───── Entries supplied ─────

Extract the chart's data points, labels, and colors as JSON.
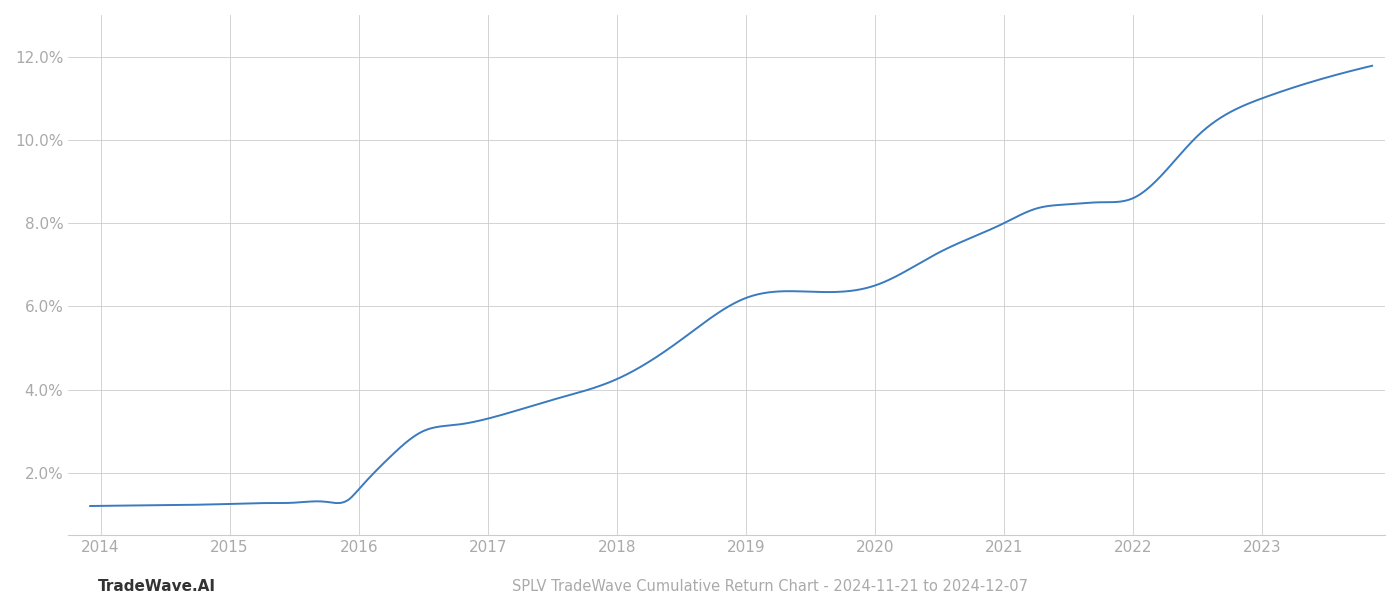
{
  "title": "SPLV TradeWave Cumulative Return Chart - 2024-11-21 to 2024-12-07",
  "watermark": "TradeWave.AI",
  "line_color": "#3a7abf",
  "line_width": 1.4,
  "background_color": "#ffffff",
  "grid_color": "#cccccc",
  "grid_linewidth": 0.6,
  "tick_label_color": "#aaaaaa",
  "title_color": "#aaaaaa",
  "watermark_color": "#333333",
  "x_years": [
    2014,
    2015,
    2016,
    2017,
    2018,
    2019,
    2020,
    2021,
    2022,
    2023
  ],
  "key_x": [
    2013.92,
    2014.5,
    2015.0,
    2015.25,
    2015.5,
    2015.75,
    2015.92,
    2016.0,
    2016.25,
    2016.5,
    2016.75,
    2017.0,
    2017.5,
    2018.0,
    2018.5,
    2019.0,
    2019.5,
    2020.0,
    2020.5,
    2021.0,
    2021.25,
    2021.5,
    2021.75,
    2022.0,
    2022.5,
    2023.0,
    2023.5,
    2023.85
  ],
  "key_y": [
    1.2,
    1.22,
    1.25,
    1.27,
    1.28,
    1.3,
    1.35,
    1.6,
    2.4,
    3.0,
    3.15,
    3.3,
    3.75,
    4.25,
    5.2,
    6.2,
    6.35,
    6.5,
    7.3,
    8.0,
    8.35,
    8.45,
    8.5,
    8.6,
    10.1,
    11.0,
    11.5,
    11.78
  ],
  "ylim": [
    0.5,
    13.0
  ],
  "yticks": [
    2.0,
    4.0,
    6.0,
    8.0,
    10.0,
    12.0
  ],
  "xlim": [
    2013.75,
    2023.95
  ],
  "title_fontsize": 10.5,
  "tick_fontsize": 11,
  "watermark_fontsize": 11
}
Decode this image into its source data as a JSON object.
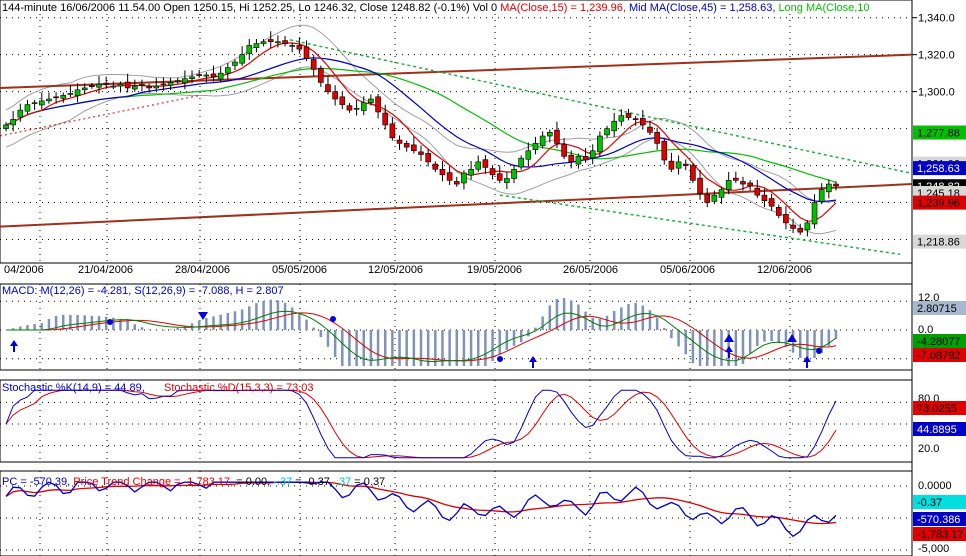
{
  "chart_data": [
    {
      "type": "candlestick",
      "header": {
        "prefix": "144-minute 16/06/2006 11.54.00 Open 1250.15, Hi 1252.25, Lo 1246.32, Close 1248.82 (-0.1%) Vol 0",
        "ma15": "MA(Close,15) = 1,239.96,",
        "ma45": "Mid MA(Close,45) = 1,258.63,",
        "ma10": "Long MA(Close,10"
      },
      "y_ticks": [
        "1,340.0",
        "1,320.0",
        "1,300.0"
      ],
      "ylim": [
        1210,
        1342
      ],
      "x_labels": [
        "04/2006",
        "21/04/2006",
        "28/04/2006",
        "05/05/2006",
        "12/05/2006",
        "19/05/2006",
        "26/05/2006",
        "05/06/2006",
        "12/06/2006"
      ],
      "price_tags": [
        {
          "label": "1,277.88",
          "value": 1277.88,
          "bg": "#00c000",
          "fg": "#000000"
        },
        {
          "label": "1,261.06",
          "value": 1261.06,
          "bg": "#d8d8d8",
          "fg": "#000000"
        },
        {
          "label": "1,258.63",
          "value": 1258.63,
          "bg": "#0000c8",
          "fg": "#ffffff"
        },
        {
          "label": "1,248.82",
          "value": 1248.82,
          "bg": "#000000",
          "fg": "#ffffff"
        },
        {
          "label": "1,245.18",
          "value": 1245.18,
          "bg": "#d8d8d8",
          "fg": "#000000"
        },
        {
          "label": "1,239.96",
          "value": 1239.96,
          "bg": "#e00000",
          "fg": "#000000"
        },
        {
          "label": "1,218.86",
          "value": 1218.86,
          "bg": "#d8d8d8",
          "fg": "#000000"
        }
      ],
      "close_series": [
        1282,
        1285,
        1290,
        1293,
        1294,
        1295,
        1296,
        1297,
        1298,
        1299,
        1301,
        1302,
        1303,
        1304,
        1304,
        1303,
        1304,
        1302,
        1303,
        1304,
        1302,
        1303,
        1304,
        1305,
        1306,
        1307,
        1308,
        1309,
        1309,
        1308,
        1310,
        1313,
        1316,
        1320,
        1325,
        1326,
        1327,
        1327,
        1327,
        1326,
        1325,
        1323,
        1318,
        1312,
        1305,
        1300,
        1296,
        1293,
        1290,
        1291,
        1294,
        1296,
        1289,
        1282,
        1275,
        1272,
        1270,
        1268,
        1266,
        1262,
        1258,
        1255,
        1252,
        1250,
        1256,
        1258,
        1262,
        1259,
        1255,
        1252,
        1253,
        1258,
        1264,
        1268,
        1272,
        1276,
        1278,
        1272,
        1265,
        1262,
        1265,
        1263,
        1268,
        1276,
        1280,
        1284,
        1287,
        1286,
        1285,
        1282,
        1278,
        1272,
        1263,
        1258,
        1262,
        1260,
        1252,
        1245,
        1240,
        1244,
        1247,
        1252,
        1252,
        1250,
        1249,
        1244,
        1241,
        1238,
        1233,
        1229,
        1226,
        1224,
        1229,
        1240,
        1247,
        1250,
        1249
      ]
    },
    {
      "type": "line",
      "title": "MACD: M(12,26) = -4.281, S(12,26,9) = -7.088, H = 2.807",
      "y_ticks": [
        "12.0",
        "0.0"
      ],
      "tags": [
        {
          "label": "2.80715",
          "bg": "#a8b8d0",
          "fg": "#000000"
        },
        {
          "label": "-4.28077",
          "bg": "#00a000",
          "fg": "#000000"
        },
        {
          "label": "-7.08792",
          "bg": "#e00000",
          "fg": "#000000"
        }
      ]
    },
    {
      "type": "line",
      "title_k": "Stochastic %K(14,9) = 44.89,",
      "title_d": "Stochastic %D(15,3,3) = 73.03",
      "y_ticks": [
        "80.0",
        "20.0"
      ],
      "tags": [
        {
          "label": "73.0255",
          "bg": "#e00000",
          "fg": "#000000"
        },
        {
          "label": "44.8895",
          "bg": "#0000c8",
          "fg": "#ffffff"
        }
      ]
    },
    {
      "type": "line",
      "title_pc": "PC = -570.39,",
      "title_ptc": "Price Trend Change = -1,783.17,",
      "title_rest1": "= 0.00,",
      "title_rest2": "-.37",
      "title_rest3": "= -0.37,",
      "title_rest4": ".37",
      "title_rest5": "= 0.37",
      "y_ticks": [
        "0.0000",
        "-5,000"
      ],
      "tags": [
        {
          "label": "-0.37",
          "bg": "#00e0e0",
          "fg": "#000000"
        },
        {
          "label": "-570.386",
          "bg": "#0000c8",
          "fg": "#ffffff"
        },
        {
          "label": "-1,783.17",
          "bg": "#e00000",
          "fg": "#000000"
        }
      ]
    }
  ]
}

─────

◆ Task objective ◆
Gather each line that holds "JSON".

◆ Exercise result ◆
Extract the chart's data points, labels, and colors as JSON.
Decode this image into its source data as a JSON object.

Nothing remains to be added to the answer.